>> start Extracted records

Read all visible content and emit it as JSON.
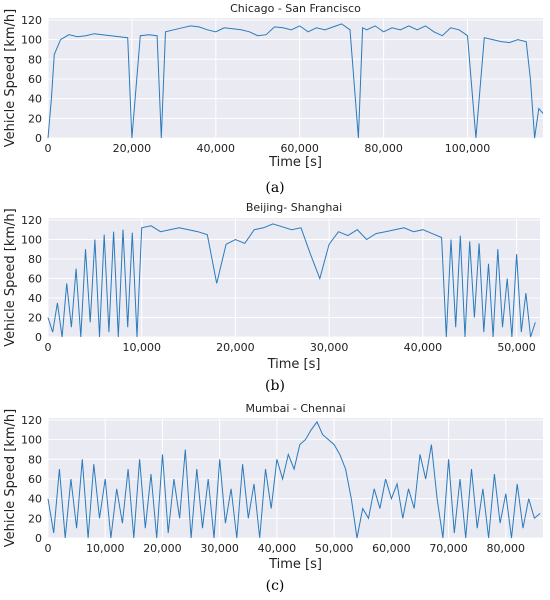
{
  "chart_data": [
    {
      "type": "line",
      "panel_label": "(a)",
      "title": "Chicago - San Francisco",
      "xlabel": "Time [s]",
      "ylabel": "Vehicle Speed [km/h]",
      "xlim": [
        0,
        118000
      ],
      "ylim": [
        0,
        122
      ],
      "xticks": [
        0,
        20000,
        40000,
        60000,
        80000,
        100000
      ],
      "xtick_labels": [
        "0",
        "20,000",
        "40,000",
        "60,000",
        "80,000",
        "100,000"
      ],
      "yticks": [
        0,
        20,
        40,
        60,
        80,
        100,
        120
      ],
      "ytick_labels": [
        "0",
        "20",
        "40",
        "60",
        "80",
        "100",
        "120"
      ],
      "grid": true,
      "series_color": "#2a7bbd",
      "bg_color": "#eaeaf2",
      "series": [
        {
          "x": [
            0,
            800,
            1500,
            3000,
            5000,
            7000,
            9000,
            11000,
            13000,
            15000,
            17000,
            19000,
            20000,
            22000,
            24000,
            26000,
            27000,
            28000,
            30000,
            32000,
            34000,
            36000,
            38000,
            40000,
            42000,
            44000,
            46000,
            48000,
            50000,
            52000,
            54000,
            56000,
            58000,
            60000,
            62000,
            64000,
            66000,
            68000,
            70000,
            72000,
            74000,
            75000,
            76000,
            78000,
            80000,
            82000,
            84000,
            86000,
            88000,
            90000,
            92000,
            94000,
            96000,
            98000,
            100000,
            102000,
            104000,
            106000,
            108000,
            110000,
            112000,
            114000,
            115000,
            116000,
            117000,
            118000
          ],
          "y": [
            0,
            40,
            85,
            100,
            105,
            103,
            104,
            106,
            105,
            104,
            103,
            102,
            0,
            104,
            105,
            104,
            0,
            108,
            110,
            112,
            114,
            113,
            110,
            108,
            112,
            111,
            110,
            108,
            104,
            105,
            113,
            112,
            110,
            114,
            108,
            112,
            110,
            113,
            116,
            110,
            0,
            112,
            110,
            114,
            108,
            112,
            110,
            114,
            110,
            114,
            108,
            104,
            112,
            110,
            104,
            0,
            102,
            100,
            98,
            97,
            100,
            98,
            60,
            0,
            30,
            25
          ]
        }
      ]
    },
    {
      "type": "line",
      "panel_label": "(b)",
      "title": "Beijing- Shanghai",
      "xlabel": "Time [s]",
      "ylabel": "Vehicle Speed [km/h]",
      "xlim": [
        0,
        52500
      ],
      "ylim": [
        0,
        122
      ],
      "xticks": [
        0,
        10000,
        20000,
        30000,
        40000,
        50000
      ],
      "xtick_labels": [
        "0",
        "10,000",
        "20,000",
        "30,000",
        "40,000",
        "50,000"
      ],
      "yticks": [
        0,
        20,
        40,
        60,
        80,
        100,
        120
      ],
      "ytick_labels": [
        "0",
        "20",
        "40",
        "60",
        "80",
        "100",
        "120"
      ],
      "grid": true,
      "series_color": "#2a7bbd",
      "bg_color": "#eaeaf2",
      "series": [
        {
          "x": [
            0,
            500,
            1000,
            1500,
            2000,
            2500,
            3000,
            3500,
            4000,
            4500,
            5000,
            5500,
            6000,
            6500,
            7000,
            7500,
            8000,
            8500,
            9000,
            9500,
            10000,
            11000,
            12000,
            13000,
            14000,
            15000,
            16000,
            17000,
            18000,
            19000,
            20000,
            21000,
            22000,
            23000,
            24000,
            25000,
            26000,
            27000,
            28000,
            29000,
            30000,
            31000,
            32000,
            33000,
            34000,
            35000,
            36000,
            37000,
            38000,
            39000,
            40000,
            41000,
            42000,
            42500,
            43000,
            43500,
            44000,
            44500,
            45000,
            45500,
            46000,
            46500,
            47000,
            47500,
            48000,
            48500,
            49000,
            49500,
            50000,
            50500,
            51000,
            51500,
            52000
          ],
          "y": [
            20,
            5,
            35,
            0,
            55,
            10,
            70,
            0,
            90,
            15,
            100,
            0,
            105,
            5,
            108,
            0,
            110,
            10,
            107,
            0,
            112,
            114,
            108,
            110,
            112,
            110,
            108,
            105,
            55,
            95,
            100,
            96,
            110,
            112,
            116,
            113,
            110,
            112,
            85,
            60,
            95,
            108,
            104,
            110,
            100,
            106,
            108,
            110,
            112,
            108,
            110,
            106,
            102,
            0,
            100,
            10,
            104,
            0,
            98,
            20,
            96,
            5,
            75,
            0,
            90,
            10,
            60,
            0,
            85,
            5,
            45,
            0,
            15
          ]
        }
      ]
    },
    {
      "type": "line",
      "panel_label": "(c)",
      "title": "Mumbai - Chennai",
      "xlabel": "Time [s]",
      "ylabel": "Vehicle Speed [km/h]",
      "xlim": [
        0,
        86500
      ],
      "ylim": [
        0,
        122
      ],
      "xticks": [
        0,
        10000,
        20000,
        30000,
        40000,
        50000,
        60000,
        70000,
        80000
      ],
      "xtick_labels": [
        "0",
        "10,000",
        "20,000",
        "30,000",
        "40,000",
        "50,000",
        "60,000",
        "70,000",
        "80,000"
      ],
      "yticks": [
        0,
        20,
        40,
        60,
        80,
        100,
        120
      ],
      "ytick_labels": [
        "0",
        "20",
        "40",
        "60",
        "80",
        "100",
        "120"
      ],
      "grid": true,
      "series_color": "#2a7bbd",
      "bg_color": "#eaeaf2",
      "series": [
        {
          "x": [
            0,
            1000,
            2000,
            3000,
            4000,
            5000,
            6000,
            7000,
            8000,
            9000,
            10000,
            11000,
            12000,
            13000,
            14000,
            15000,
            16000,
            17000,
            18000,
            19000,
            20000,
            21000,
            22000,
            23000,
            24000,
            25000,
            26000,
            27000,
            28000,
            29000,
            30000,
            31000,
            32000,
            33000,
            34000,
            35000,
            36000,
            37000,
            38000,
            39000,
            40000,
            41000,
            42000,
            43000,
            44000,
            45000,
            46000,
            47000,
            48000,
            49000,
            50000,
            51000,
            52000,
            53000,
            54000,
            55000,
            56000,
            57000,
            58000,
            59000,
            60000,
            61000,
            62000,
            63000,
            64000,
            65000,
            66000,
            67000,
            68000,
            69000,
            70000,
            71000,
            72000,
            73000,
            74000,
            75000,
            76000,
            77000,
            78000,
            79000,
            80000,
            81000,
            82000,
            83000,
            84000,
            85000,
            86000
          ],
          "y": [
            40,
            5,
            70,
            0,
            60,
            10,
            80,
            0,
            75,
            20,
            60,
            0,
            50,
            15,
            70,
            0,
            80,
            10,
            65,
            0,
            85,
            5,
            60,
            20,
            90,
            0,
            70,
            10,
            60,
            0,
            80,
            15,
            50,
            0,
            75,
            20,
            55,
            0,
            70,
            30,
            80,
            60,
            85,
            70,
            95,
            100,
            110,
            118,
            105,
            100,
            95,
            85,
            70,
            40,
            0,
            30,
            20,
            50,
            30,
            60,
            40,
            55,
            20,
            50,
            30,
            85,
            60,
            95,
            40,
            0,
            80,
            5,
            60,
            0,
            70,
            10,
            50,
            0,
            65,
            15,
            45,
            0,
            55,
            10,
            40,
            20,
            25
          ]
        }
      ]
    }
  ]
}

>> end Extracted records

## What to produce
The material above holds pictures; copy everything else in it exactly.

## Solution to this task
Read all visible content and emit it as JSON.
{
  "chart_data": [
    {
      "type": "line",
      "panel_label": "(a)",
      "title": "Chicago - San Francisco",
      "xlabel": "Time [s]",
      "ylabel": "Vehicle Speed [km/h]",
      "xlim": [
        0,
        118000
      ],
      "ylim": [
        0,
        122
      ],
      "xticks": [
        0,
        20000,
        40000,
        60000,
        80000,
        100000
      ],
      "xtick_labels": [
        "0",
        "20,000",
        "40,000",
        "60,000",
        "80,000",
        "100,000"
      ],
      "yticks": [
        0,
        20,
        40,
        60,
        80,
        100,
        120
      ],
      "ytick_labels": [
        "0",
        "20",
        "40",
        "60",
        "80",
        "100",
        "120"
      ],
      "grid": true,
      "series_color": "#2a7bbd",
      "bg_color": "#eaeaf2",
      "series": [
        {
          "x": [
            0,
            800,
            1500,
            3000,
            5000,
            7000,
            9000,
            11000,
            13000,
            15000,
            17000,
            19000,
            20000,
            22000,
            24000,
            26000,
            27000,
            28000,
            30000,
            32000,
            34000,
            36000,
            38000,
            40000,
            42000,
            44000,
            46000,
            48000,
            50000,
            52000,
            54000,
            56000,
            58000,
            60000,
            62000,
            64000,
            66000,
            68000,
            70000,
            72000,
            74000,
            75000,
            76000,
            78000,
            80000,
            82000,
            84000,
            86000,
            88000,
            90000,
            92000,
            94000,
            96000,
            98000,
            100000,
            102000,
            104000,
            106000,
            108000,
            110000,
            112000,
            114000,
            115000,
            116000,
            117000,
            118000
          ],
          "y": [
            0,
            40,
            85,
            100,
            105,
            103,
            104,
            106,
            105,
            104,
            103,
            102,
            0,
            104,
            105,
            104,
            0,
            108,
            110,
            112,
            114,
            113,
            110,
            108,
            112,
            111,
            110,
            108,
            104,
            105,
            113,
            112,
            110,
            114,
            108,
            112,
            110,
            113,
            116,
            110,
            0,
            112,
            110,
            114,
            108,
            112,
            110,
            114,
            110,
            114,
            108,
            104,
            112,
            110,
            104,
            0,
            102,
            100,
            98,
            97,
            100,
            98,
            60,
            0,
            30,
            25
          ]
        }
      ]
    },
    {
      "type": "line",
      "panel_label": "(b)",
      "title": "Beijing- Shanghai",
      "xlabel": "Time [s]",
      "ylabel": "Vehicle Speed [km/h]",
      "xlim": [
        0,
        52500
      ],
      "ylim": [
        0,
        122
      ],
      "xticks": [
        0,
        10000,
        20000,
        30000,
        40000,
        50000
      ],
      "xtick_labels": [
        "0",
        "10,000",
        "20,000",
        "30,000",
        "40,000",
        "50,000"
      ],
      "yticks": [
        0,
        20,
        40,
        60,
        80,
        100,
        120
      ],
      "ytick_labels": [
        "0",
        "20",
        "40",
        "60",
        "80",
        "100",
        "120"
      ],
      "grid": true,
      "series_color": "#2a7bbd",
      "bg_color": "#eaeaf2",
      "series": [
        {
          "x": [
            0,
            500,
            1000,
            1500,
            2000,
            2500,
            3000,
            3500,
            4000,
            4500,
            5000,
            5500,
            6000,
            6500,
            7000,
            7500,
            8000,
            8500,
            9000,
            9500,
            10000,
            11000,
            12000,
            13000,
            14000,
            15000,
            16000,
            17000,
            18000,
            19000,
            20000,
            21000,
            22000,
            23000,
            24000,
            25000,
            26000,
            27000,
            28000,
            29000,
            30000,
            31000,
            32000,
            33000,
            34000,
            35000,
            36000,
            37000,
            38000,
            39000,
            40000,
            41000,
            42000,
            42500,
            43000,
            43500,
            44000,
            44500,
            45000,
            45500,
            46000,
            46500,
            47000,
            47500,
            48000,
            48500,
            49000,
            49500,
            50000,
            50500,
            51000,
            51500,
            52000
          ],
          "y": [
            20,
            5,
            35,
            0,
            55,
            10,
            70,
            0,
            90,
            15,
            100,
            0,
            105,
            5,
            108,
            0,
            110,
            10,
            107,
            0,
            112,
            114,
            108,
            110,
            112,
            110,
            108,
            105,
            55,
            95,
            100,
            96,
            110,
            112,
            116,
            113,
            110,
            112,
            85,
            60,
            95,
            108,
            104,
            110,
            100,
            106,
            108,
            110,
            112,
            108,
            110,
            106,
            102,
            0,
            100,
            10,
            104,
            0,
            98,
            20,
            96,
            5,
            75,
            0,
            90,
            10,
            60,
            0,
            85,
            5,
            45,
            0,
            15
          ]
        }
      ]
    },
    {
      "type": "line",
      "panel_label": "(c)",
      "title": "Mumbai - Chennai",
      "xlabel": "Time [s]",
      "ylabel": "Vehicle Speed [km/h]",
      "xlim": [
        0,
        86500
      ],
      "ylim": [
        0,
        122
      ],
      "xticks": [
        0,
        10000,
        20000,
        30000,
        40000,
        50000,
        60000,
        70000,
        80000
      ],
      "xtick_labels": [
        "0",
        "10,000",
        "20,000",
        "30,000",
        "40,000",
        "50,000",
        "60,000",
        "70,000",
        "80,000"
      ],
      "yticks": [
        0,
        20,
        40,
        60,
        80,
        100,
        120
      ],
      "ytick_labels": [
        "0",
        "20",
        "40",
        "60",
        "80",
        "100",
        "120"
      ],
      "grid": true,
      "series_color": "#2a7bbd",
      "bg_color": "#eaeaf2",
      "series": [
        {
          "x": [
            0,
            1000,
            2000,
            3000,
            4000,
            5000,
            6000,
            7000,
            8000,
            9000,
            10000,
            11000,
            12000,
            13000,
            14000,
            15000,
            16000,
            17000,
            18000,
            19000,
            20000,
            21000,
            22000,
            23000,
            24000,
            25000,
            26000,
            27000,
            28000,
            29000,
            30000,
            31000,
            32000,
            33000,
            34000,
            35000,
            36000,
            37000,
            38000,
            39000,
            40000,
            41000,
            42000,
            43000,
            44000,
            45000,
            46000,
            47000,
            48000,
            49000,
            50000,
            51000,
            52000,
            53000,
            54000,
            55000,
            56000,
            57000,
            58000,
            59000,
            60000,
            61000,
            62000,
            63000,
            64000,
            65000,
            66000,
            67000,
            68000,
            69000,
            70000,
            71000,
            72000,
            73000,
            74000,
            75000,
            76000,
            77000,
            78000,
            79000,
            80000,
            81000,
            82000,
            83000,
            84000,
            85000,
            86000
          ],
          "y": [
            40,
            5,
            70,
            0,
            60,
            10,
            80,
            0,
            75,
            20,
            60,
            0,
            50,
            15,
            70,
            0,
            80,
            10,
            65,
            0,
            85,
            5,
            60,
            20,
            90,
            0,
            70,
            10,
            60,
            0,
            80,
            15,
            50,
            0,
            75,
            20,
            55,
            0,
            70,
            30,
            80,
            60,
            85,
            70,
            95,
            100,
            110,
            118,
            105,
            100,
            95,
            85,
            70,
            40,
            0,
            30,
            20,
            50,
            30,
            60,
            40,
            55,
            20,
            50,
            30,
            85,
            60,
            95,
            40,
            0,
            80,
            5,
            60,
            0,
            70,
            10,
            50,
            0,
            65,
            15,
            45,
            0,
            55,
            10,
            40,
            20,
            25
          ]
        }
      ]
    }
  ]
}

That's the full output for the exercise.